Description of the task: Repeat the material exactly, every line of it.

Figure dataset records:
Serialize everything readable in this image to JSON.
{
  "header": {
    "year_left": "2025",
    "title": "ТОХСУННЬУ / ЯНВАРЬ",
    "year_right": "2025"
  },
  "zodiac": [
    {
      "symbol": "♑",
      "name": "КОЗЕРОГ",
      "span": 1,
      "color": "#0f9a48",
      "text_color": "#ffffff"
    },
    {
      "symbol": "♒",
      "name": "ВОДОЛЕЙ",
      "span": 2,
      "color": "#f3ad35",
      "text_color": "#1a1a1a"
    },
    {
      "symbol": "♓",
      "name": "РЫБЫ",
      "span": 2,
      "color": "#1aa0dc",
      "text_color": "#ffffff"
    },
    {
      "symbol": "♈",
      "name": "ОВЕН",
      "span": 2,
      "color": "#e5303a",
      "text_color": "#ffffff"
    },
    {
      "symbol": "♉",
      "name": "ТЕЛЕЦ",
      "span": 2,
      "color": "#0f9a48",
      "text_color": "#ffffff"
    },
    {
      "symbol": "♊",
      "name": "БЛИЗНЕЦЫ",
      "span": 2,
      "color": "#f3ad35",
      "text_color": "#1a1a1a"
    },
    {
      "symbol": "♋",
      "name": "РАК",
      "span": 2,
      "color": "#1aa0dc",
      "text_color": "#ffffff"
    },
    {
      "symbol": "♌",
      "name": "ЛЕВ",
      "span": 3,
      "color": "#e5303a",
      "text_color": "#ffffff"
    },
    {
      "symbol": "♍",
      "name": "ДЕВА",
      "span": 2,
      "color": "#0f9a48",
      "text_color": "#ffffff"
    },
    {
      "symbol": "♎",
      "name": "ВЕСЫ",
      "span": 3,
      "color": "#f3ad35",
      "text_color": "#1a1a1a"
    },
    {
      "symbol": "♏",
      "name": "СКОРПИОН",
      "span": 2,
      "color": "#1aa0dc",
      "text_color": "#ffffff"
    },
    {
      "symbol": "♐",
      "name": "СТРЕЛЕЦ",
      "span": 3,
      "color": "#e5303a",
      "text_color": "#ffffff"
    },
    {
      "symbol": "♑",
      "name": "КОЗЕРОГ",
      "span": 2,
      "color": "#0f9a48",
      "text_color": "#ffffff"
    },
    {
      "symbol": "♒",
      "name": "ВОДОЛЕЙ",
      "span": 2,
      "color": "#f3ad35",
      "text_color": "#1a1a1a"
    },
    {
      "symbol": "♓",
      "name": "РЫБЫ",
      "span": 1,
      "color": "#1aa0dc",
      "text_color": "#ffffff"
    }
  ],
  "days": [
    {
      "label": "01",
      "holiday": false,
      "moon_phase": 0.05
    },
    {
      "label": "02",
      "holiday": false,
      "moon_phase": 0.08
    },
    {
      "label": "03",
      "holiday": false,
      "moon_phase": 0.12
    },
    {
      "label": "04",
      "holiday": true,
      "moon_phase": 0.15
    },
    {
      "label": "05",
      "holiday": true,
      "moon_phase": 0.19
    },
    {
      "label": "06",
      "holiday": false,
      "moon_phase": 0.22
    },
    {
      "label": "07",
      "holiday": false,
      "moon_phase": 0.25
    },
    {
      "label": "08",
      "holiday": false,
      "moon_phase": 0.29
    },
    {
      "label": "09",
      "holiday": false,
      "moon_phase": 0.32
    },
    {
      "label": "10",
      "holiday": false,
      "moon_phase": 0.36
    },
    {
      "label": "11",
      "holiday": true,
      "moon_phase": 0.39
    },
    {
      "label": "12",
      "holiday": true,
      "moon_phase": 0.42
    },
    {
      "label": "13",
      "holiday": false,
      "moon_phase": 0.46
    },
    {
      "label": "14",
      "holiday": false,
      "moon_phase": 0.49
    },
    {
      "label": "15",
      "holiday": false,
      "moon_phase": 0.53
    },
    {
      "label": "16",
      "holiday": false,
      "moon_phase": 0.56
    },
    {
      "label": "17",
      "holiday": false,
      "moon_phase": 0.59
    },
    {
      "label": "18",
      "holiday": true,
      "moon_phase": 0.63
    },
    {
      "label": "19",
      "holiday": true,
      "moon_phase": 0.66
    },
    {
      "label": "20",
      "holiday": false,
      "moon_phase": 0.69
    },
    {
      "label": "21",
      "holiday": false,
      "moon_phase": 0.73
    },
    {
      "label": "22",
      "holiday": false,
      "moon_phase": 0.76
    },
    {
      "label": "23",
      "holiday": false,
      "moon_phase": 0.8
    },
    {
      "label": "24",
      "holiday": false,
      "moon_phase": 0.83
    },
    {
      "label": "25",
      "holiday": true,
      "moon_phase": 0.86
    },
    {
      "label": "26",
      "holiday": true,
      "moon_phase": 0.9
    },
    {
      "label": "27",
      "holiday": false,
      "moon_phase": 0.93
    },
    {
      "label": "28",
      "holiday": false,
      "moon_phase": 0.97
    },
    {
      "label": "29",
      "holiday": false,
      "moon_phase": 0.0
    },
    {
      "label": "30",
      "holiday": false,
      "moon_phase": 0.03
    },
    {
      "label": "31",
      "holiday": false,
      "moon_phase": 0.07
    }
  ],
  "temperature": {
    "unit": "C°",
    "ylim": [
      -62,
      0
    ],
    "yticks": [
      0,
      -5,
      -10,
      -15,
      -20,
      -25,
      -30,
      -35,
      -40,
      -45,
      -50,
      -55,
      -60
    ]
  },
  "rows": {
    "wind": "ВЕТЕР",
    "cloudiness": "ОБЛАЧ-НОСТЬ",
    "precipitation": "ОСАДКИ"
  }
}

Exercise result:
Serialize everything readable in this image to JSON.
{
  "header": {
    "year_left": "2025",
    "title": "ТОХСУННЬУ / ЯНВАРЬ",
    "year_right": "2025"
  },
  "zodiac": [
    {
      "symbol": "♑",
      "name": "КОЗЕРОГ",
      "span": 1,
      "color": "#0f9a48",
      "text_color": "#ffffff"
    },
    {
      "symbol": "♒",
      "name": "ВОДОЛЕЙ",
      "span": 2,
      "color": "#f3ad35",
      "text_color": "#1a1a1a"
    },
    {
      "symbol": "♓",
      "name": "РЫБЫ",
      "span": 2,
      "color": "#1aa0dc",
      "text_color": "#ffffff"
    },
    {
      "symbol": "♈",
      "name": "ОВЕН",
      "span": 2,
      "color": "#e5303a",
      "text_color": "#ffffff"
    },
    {
      "symbol": "♉",
      "name": "ТЕЛЕЦ",
      "span": 2,
      "color": "#0f9a48",
      "text_color": "#ffffff"
    },
    {
      "symbol": "♊",
      "name": "БЛИЗНЕЦЫ",
      "span": 2,
      "color": "#f3ad35",
      "text_color": "#1a1a1a"
    },
    {
      "symbol": "♋",
      "name": "РАК",
      "span": 2,
      "color": "#1aa0dc",
      "text_color": "#ffffff"
    },
    {
      "symbol": "♌",
      "name": "ЛЕВ",
      "span": 3,
      "color": "#e5303a",
      "text_color": "#ffffff"
    },
    {
      "symbol": "♍",
      "name": "ДЕВА",
      "span": 2,
      "color": "#0f9a48",
      "text_color": "#ffffff"
    },
    {
      "symbol": "♎",
      "name": "ВЕСЫ",
      "span": 3,
      "color": "#f3ad35",
      "text_color": "#1a1a1a"
    },
    {
      "symbol": "♏",
      "name": "СКОРПИОН",
      "span": 2,
      "color": "#1aa0dc",
      "text_color": "#ffffff"
    },
    {
      "symbol": "♐",
      "name": "СТРЕЛЕЦ",
      "span": 3,
      "color": "#e5303a",
      "text_color": "#ffffff"
    },
    {
      "symbol": "♑",
      "name": "КОЗЕРОГ",
      "span": 2,
      "color": "#0f9a48",
      "text_color": "#ffffff"
    },
    {
      "symbol": "♒",
      "name": "ВОДОЛЕЙ",
      "span": 2,
      "color": "#f3ad35",
      "text_color": "#1a1a1a"
    },
    {
      "symbol": "♓",
      "name": "РЫБЫ",
      "span": 1,
      "color": "#1aa0dc",
      "text_color": "#ffffff"
    }
  ],
  "days": [
    {
      "label": "01",
      "holiday": false,
      "moon_phase": 0.05
    },
    {
      "label": "02",
      "holiday": false,
      "moon_phase": 0.08
    },
    {
      "label": "03",
      "holiday": false,
      "moon_phase": 0.12
    },
    {
      "label": "04",
      "holiday": true,
      "moon_phase": 0.15
    },
    {
      "label": "05",
      "holiday": true,
      "moon_phase": 0.19
    },
    {
      "label": "06",
      "holiday": false,
      "moon_phase": 0.22
    },
    {
      "label": "07",
      "holiday": false,
      "moon_phase": 0.25
    },
    {
      "label": "08",
      "holiday": false,
      "moon_phase": 0.29
    },
    {
      "label": "09",
      "holiday": false,
      "moon_phase": 0.32
    },
    {
      "label": "10",
      "holiday": false,
      "moon_phase": 0.36
    },
    {
      "label": "11",
      "holiday": true,
      "moon_phase": 0.39
    },
    {
      "label": "12",
      "holiday": true,
      "moon_phase": 0.42
    },
    {
      "label": "13",
      "holiday": false,
      "moon_phase": 0.46
    },
    {
      "label": "14",
      "holiday": false,
      "moon_phase": 0.49
    },
    {
      "label": "15",
      "holiday": false,
      "moon_phase": 0.53
    },
    {
      "label": "16",
      "holiday": false,
      "moon_phase": 0.56
    },
    {
      "label": "17",
      "holiday": false,
      "moon_phase": 0.59
    },
    {
      "label": "18",
      "holiday": true,
      "moon_phase": 0.63
    },
    {
      "label": "19",
      "holiday": true,
      "moon_phase": 0.66
    },
    {
      "label": "20",
      "holiday": false,
      "moon_phase": 0.69
    },
    {
      "label": "21",
      "holiday": false,
      "moon_phase": 0.73
    },
    {
      "label": "22",
      "holiday": false,
      "moon_phase": 0.76
    },
    {
      "label": "23",
      "holiday": false,
      "moon_phase": 0.8
    },
    {
      "label": "24",
      "holiday": false,
      "moon_phase": 0.83
    },
    {
      "label": "25",
      "holiday": true,
      "moon_phase": 0.86
    },
    {
      "label": "26",
      "holiday": true,
      "moon_phase": 0.9
    },
    {
      "label": "27",
      "holiday": false,
      "moon_phase": 0.93
    },
    {
      "label": "28",
      "holiday": false,
      "moon_phase": 0.97
    },
    {
      "label": "29",
      "holiday": false,
      "moon_phase": 0.0
    },
    {
      "label": "30",
      "holiday": false,
      "moon_phase": 0.03
    },
    {
      "label": "31",
      "holiday": false,
      "moon_phase": 0.07
    }
  ],
  "temperature": {
    "unit": "C°",
    "ylim": [
      -62,
      0
    ],
    "yticks": [
      0,
      -5,
      -10,
      -15,
      -20,
      -25,
      -30,
      -35,
      -40,
      -45,
      -50,
      -55,
      -60
    ]
  },
  "rows": {
    "wind": "ВЕТЕР",
    "cloudiness": "ОБЛАЧ-НОСТЬ",
    "precipitation": "ОСАДКИ"
  }
}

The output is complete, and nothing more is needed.